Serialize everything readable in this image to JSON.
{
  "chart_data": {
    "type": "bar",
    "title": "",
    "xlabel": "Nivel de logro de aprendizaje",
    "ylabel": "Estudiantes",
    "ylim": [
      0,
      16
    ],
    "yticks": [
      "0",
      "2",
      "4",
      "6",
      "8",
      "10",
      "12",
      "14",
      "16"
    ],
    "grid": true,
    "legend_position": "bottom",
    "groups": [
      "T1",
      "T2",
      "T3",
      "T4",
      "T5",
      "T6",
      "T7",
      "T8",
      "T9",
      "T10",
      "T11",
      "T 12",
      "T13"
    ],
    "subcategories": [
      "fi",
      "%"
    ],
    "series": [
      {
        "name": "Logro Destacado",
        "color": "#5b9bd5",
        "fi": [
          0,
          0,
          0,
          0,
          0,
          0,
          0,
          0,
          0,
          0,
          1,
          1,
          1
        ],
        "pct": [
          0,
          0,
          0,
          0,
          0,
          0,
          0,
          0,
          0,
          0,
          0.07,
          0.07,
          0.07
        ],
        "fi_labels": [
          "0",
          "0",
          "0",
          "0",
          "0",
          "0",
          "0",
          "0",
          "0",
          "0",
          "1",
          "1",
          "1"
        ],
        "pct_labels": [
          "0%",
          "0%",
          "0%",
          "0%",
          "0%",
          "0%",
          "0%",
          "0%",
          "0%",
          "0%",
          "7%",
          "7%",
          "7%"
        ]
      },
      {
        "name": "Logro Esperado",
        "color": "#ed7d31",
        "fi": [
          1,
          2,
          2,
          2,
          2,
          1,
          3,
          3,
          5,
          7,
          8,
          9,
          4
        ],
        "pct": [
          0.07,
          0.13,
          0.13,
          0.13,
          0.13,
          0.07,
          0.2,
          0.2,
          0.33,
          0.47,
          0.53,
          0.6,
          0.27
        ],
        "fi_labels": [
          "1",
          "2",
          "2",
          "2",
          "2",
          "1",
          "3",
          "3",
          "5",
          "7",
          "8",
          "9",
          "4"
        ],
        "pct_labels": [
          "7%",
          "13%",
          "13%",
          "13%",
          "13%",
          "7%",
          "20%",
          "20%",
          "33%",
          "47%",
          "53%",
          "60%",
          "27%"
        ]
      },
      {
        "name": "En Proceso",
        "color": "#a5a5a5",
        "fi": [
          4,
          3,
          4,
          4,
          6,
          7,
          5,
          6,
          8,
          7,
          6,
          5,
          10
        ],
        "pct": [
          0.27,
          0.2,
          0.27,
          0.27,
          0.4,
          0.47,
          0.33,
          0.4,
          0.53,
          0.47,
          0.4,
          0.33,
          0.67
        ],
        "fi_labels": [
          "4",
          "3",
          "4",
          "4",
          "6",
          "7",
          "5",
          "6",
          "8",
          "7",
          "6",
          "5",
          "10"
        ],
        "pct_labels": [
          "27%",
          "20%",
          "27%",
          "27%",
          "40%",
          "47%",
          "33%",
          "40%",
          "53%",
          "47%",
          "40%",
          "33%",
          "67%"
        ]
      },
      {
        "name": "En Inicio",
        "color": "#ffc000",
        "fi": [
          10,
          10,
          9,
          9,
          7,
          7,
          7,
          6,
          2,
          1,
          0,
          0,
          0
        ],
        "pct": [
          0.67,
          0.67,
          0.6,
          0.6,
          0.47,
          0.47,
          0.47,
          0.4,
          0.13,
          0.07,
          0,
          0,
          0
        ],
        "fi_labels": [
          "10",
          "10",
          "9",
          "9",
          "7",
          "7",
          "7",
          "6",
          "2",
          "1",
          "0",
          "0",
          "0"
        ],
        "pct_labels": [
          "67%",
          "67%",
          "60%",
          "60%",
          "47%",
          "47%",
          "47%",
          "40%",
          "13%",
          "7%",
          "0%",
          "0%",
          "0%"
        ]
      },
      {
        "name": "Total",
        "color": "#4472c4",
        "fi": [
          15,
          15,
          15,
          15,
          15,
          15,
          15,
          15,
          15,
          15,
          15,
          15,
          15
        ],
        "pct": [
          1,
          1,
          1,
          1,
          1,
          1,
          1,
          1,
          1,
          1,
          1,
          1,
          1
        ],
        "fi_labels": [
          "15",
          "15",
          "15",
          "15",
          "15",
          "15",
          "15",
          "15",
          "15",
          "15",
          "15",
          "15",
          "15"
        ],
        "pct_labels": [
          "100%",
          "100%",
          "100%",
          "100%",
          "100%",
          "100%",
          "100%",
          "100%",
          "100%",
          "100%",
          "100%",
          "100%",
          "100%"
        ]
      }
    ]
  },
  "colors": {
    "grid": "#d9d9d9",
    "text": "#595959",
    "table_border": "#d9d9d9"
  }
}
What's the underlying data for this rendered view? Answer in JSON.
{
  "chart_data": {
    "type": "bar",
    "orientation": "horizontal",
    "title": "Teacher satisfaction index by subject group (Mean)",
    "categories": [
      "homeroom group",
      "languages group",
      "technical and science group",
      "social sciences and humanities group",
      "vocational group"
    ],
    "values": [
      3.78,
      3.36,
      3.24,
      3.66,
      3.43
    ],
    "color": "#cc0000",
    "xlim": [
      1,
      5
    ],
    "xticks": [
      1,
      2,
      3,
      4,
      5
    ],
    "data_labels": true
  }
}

AIM
Set all of the entries down again, exactly as they were given.

EXERCISE OUTPUT
Serialize everything readable in this image to JSON.
{
  "chart_data": {
    "type": "bar",
    "title": "",
    "xlabel": "Nivel de logro de aprendizaje",
    "ylabel": "Estudiantes",
    "ylim": [
      0,
      16
    ],
    "yticks": [
      "0",
      "2",
      "4",
      "6",
      "8",
      "10",
      "12",
      "14",
      "16"
    ],
    "grid": true,
    "legend_position": "bottom",
    "groups": [
      "T1",
      "T2",
      "T3",
      "T4",
      "T5",
      "T6",
      "T7",
      "T8",
      "T9",
      "T10",
      "T11",
      "T 12",
      "T13"
    ],
    "subcategories": [
      "fi",
      "%"
    ],
    "series": [
      {
        "name": "Logro Destacado",
        "color": "#5b9bd5",
        "fi": [
          0,
          0,
          0,
          0,
          0,
          0,
          0,
          0,
          0,
          0,
          1,
          1,
          1
        ],
        "pct": [
          0,
          0,
          0,
          0,
          0,
          0,
          0,
          0,
          0,
          0,
          0.07,
          0.07,
          0.07
        ],
        "fi_labels": [
          "0",
          "0",
          "0",
          "0",
          "0",
          "0",
          "0",
          "0",
          "0",
          "0",
          "1",
          "1",
          "1"
        ],
        "pct_labels": [
          "0%",
          "0%",
          "0%",
          "0%",
          "0%",
          "0%",
          "0%",
          "0%",
          "0%",
          "0%",
          "7%",
          "7%",
          "7%"
        ]
      },
      {
        "name": "Logro Esperado",
        "color": "#ed7d31",
        "fi": [
          1,
          2,
          2,
          2,
          2,
          1,
          3,
          3,
          5,
          7,
          8,
          9,
          4
        ],
        "pct": [
          0.07,
          0.13,
          0.13,
          0.13,
          0.13,
          0.07,
          0.2,
          0.2,
          0.33,
          0.47,
          0.53,
          0.6,
          0.27
        ],
        "fi_labels": [
          "1",
          "2",
          "2",
          "2",
          "2",
          "1",
          "3",
          "3",
          "5",
          "7",
          "8",
          "9",
          "4"
        ],
        "pct_labels": [
          "7%",
          "13%",
          "13%",
          "13%",
          "13%",
          "7%",
          "20%",
          "20%",
          "33%",
          "47%",
          "53%",
          "60%",
          "27%"
        ]
      },
      {
        "name": "En Proceso",
        "color": "#a5a5a5",
        "fi": [
          4,
          3,
          4,
          4,
          6,
          7,
          5,
          6,
          8,
          7,
          6,
          5,
          10
        ],
        "pct": [
          0.27,
          0.2,
          0.27,
          0.27,
          0.4,
          0.47,
          0.33,
          0.4,
          0.53,
          0.47,
          0.4,
          0.33,
          0.67
        ],
        "fi_labels": [
          "4",
          "3",
          "4",
          "4",
          "6",
          "7",
          "5",
          "6",
          "8",
          "7",
          "6",
          "5",
          "10"
        ],
        "pct_labels": [
          "27%",
          "20%",
          "27%",
          "27%",
          "40%",
          "47%",
          "33%",
          "40%",
          "53%",
          "47%",
          "40%",
          "33%",
          "67%"
        ]
      },
      {
        "name": "En Inicio",
        "color": "#ffc000",
        "fi": [
          10,
          10,
          9,
          9,
          7,
          7,
          7,
          6,
          2,
          1,
          0,
          0,
          0
        ],
        "pct": [
          0.67,
          0.67,
          0.6,
          0.6,
          0.47,
          0.47,
          0.47,
          0.4,
          0.13,
          0.07,
          0,
          0,
          0
        ],
        "fi_labels": [
          "10",
          "10",
          "9",
          "9",
          "7",
          "7",
          "7",
          "6",
          "2",
          "1",
          "0",
          "0",
          "0"
        ],
        "pct_labels": [
          "67%",
          "67%",
          "60%",
          "60%",
          "47%",
          "47%",
          "47%",
          "40%",
          "13%",
          "7%",
          "0%",
          "0%",
          "0%"
        ]
      },
      {
        "name": "Total",
        "color": "#4472c4",
        "fi": [
          15,
          15,
          15,
          15,
          15,
          15,
          15,
          15,
          15,
          15,
          15,
          15,
          15
        ],
        "pct": [
          1,
          1,
          1,
          1,
          1,
          1,
          1,
          1,
          1,
          1,
          1,
          1,
          1
        ],
        "fi_labels": [
          "15",
          "15",
          "15",
          "15",
          "15",
          "15",
          "15",
          "15",
          "15",
          "15",
          "15",
          "15",
          "15"
        ],
        "pct_labels": [
          "100%",
          "100%",
          "100%",
          "100%",
          "100%",
          "100%",
          "100%",
          "100%",
          "100%",
          "100%",
          "100%",
          "100%",
          "100%"
        ]
      }
    ]
  },
  "colors": {
    "grid": "#d9d9d9",
    "text": "#595959",
    "table_border": "#d9d9d9"
  }
}
What's the underlying data for this rendered view? Answer in JSON.
{
  "chart_data": {
    "type": "bar",
    "orientation": "horizontal",
    "title": "Teacher satisfaction index by subject group (Mean)",
    "categories": [
      "homeroom group",
      "languages group",
      "technical and science group",
      "social sciences and humanities group",
      "vocational group"
    ],
    "values": [
      3.78,
      3.36,
      3.24,
      3.66,
      3.43
    ],
    "color": "#cc0000",
    "xlim": [
      1,
      5
    ],
    "xticks": [
      1,
      2,
      3,
      4,
      5
    ],
    "data_labels": true
  }
}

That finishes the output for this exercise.